* _The problem_
Work out how many lines of the material below mention the word "name"; reply with the number only.
--- Data for this task ---
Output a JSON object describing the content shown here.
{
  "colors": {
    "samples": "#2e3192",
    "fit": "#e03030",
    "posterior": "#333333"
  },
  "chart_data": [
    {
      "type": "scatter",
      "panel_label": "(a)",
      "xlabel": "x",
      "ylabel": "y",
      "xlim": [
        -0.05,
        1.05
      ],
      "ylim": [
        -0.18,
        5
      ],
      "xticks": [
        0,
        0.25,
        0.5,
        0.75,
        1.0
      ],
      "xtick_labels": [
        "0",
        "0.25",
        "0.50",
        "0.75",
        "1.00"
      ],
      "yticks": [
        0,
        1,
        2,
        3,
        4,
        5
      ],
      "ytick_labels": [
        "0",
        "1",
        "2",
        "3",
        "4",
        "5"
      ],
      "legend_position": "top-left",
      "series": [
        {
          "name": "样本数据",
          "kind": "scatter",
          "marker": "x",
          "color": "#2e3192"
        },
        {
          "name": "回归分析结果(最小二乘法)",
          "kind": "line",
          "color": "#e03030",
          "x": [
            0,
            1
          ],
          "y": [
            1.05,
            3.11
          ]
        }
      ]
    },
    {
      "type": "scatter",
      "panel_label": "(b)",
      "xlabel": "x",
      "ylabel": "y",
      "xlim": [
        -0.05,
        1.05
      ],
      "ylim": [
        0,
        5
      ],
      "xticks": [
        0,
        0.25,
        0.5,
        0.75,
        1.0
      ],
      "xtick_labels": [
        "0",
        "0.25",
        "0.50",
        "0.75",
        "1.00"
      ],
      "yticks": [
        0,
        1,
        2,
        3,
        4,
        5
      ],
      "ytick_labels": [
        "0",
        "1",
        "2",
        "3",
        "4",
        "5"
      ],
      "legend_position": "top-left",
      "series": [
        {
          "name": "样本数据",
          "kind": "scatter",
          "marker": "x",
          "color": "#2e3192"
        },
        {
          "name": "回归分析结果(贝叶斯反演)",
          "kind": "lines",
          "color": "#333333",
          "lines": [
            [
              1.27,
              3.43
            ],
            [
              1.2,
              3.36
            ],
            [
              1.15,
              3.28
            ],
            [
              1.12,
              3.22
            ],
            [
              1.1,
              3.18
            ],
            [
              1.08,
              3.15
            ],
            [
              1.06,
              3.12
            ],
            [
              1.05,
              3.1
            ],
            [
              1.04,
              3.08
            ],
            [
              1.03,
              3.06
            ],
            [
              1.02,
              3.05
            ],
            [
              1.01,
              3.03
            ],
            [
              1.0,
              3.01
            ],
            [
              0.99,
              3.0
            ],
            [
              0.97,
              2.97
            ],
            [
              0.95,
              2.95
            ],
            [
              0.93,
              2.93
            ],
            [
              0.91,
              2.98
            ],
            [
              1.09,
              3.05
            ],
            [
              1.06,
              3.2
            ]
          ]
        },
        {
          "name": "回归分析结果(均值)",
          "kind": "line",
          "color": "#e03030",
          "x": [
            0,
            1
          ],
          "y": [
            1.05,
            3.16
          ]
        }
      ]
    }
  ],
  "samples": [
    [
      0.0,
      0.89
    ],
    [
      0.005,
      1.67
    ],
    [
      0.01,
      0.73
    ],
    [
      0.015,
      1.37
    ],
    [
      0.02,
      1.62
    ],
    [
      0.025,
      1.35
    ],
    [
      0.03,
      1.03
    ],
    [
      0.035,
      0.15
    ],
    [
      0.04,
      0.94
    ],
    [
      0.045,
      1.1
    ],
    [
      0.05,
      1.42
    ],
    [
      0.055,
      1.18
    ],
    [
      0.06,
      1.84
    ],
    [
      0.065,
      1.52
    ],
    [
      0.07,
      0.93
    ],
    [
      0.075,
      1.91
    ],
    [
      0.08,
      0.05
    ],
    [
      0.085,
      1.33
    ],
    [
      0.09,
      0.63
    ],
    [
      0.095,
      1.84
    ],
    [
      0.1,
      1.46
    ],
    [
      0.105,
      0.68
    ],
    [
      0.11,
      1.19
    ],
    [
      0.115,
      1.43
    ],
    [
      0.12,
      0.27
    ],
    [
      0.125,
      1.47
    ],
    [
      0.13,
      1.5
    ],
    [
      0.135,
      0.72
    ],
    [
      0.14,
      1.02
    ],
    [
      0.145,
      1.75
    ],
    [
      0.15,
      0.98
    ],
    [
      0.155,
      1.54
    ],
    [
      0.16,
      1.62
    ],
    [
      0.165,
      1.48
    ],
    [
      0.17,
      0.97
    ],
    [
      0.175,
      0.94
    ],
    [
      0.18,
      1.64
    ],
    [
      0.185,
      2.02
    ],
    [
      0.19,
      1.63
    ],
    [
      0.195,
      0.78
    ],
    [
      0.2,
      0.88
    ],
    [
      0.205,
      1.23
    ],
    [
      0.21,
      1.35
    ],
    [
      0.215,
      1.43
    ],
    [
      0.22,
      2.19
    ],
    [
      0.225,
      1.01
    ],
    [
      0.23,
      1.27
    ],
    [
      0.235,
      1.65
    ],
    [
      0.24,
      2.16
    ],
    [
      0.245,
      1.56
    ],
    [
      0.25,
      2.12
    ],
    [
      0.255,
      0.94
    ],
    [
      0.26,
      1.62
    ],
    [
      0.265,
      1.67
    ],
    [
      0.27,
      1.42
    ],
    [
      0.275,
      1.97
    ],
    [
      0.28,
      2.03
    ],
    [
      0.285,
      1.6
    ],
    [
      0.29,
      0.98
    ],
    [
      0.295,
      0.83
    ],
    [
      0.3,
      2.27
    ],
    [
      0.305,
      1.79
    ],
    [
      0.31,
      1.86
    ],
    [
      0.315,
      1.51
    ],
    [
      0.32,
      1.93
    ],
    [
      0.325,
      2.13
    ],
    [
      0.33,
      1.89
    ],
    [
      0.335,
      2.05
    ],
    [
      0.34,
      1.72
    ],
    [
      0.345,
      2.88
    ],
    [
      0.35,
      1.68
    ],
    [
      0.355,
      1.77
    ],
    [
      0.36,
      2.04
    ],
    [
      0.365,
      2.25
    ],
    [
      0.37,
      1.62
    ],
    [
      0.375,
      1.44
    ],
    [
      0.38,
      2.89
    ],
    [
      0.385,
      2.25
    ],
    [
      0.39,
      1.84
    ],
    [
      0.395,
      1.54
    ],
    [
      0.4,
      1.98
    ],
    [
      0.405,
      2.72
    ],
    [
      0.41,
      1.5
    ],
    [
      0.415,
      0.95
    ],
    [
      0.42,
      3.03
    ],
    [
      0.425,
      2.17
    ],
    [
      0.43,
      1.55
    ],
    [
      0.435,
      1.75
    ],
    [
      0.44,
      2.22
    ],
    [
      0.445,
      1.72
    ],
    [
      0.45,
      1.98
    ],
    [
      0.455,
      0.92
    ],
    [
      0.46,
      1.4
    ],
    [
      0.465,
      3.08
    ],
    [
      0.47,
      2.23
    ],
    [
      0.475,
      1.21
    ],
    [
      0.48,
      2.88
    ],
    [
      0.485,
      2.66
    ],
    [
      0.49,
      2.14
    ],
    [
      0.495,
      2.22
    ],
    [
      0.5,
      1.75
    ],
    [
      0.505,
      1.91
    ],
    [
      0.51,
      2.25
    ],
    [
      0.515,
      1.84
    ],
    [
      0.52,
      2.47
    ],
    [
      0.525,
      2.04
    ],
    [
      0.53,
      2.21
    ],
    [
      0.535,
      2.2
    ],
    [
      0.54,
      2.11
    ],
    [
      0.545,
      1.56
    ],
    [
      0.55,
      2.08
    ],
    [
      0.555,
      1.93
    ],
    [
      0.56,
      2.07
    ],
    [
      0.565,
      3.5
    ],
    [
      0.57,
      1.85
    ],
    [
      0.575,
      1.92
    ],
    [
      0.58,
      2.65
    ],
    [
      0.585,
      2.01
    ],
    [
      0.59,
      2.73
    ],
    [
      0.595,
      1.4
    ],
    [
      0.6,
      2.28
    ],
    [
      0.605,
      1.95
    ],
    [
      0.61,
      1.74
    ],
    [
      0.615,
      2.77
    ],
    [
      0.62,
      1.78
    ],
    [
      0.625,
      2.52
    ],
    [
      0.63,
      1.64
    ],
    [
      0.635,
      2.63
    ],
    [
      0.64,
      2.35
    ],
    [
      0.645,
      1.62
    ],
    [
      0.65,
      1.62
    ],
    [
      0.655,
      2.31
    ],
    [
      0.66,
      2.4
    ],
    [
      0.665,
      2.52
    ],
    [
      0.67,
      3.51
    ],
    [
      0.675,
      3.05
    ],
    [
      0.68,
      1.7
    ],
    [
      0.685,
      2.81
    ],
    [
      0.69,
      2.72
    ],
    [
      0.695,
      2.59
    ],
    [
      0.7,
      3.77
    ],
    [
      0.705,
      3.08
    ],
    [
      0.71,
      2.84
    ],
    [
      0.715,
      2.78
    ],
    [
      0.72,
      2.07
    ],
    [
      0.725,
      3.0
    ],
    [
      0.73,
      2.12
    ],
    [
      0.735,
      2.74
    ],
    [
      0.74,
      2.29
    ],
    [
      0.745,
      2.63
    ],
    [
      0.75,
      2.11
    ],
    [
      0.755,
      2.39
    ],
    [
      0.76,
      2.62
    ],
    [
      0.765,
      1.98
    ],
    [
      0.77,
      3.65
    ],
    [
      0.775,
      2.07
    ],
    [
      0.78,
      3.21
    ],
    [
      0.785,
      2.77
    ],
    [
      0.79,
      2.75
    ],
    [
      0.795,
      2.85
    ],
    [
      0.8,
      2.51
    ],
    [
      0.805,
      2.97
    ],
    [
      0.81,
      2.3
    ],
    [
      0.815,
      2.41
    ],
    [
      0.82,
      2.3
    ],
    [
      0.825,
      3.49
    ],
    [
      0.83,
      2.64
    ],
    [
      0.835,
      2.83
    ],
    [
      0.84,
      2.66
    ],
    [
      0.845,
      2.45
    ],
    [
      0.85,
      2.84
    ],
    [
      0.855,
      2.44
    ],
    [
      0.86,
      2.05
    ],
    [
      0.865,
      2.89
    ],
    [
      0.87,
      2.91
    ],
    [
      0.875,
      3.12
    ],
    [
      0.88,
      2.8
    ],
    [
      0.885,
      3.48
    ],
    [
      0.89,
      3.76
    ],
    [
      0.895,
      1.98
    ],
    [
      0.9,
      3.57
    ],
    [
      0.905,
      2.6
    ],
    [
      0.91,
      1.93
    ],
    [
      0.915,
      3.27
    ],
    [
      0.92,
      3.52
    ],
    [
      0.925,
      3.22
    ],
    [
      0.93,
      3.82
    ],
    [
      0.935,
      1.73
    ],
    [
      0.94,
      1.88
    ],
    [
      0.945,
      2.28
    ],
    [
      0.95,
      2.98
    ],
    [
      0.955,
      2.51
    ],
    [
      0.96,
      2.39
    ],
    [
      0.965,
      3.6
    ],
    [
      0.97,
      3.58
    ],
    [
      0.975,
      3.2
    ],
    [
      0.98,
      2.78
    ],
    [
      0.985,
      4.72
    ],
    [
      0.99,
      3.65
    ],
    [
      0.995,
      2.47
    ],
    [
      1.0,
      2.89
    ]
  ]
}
---
* _Exercise result_
5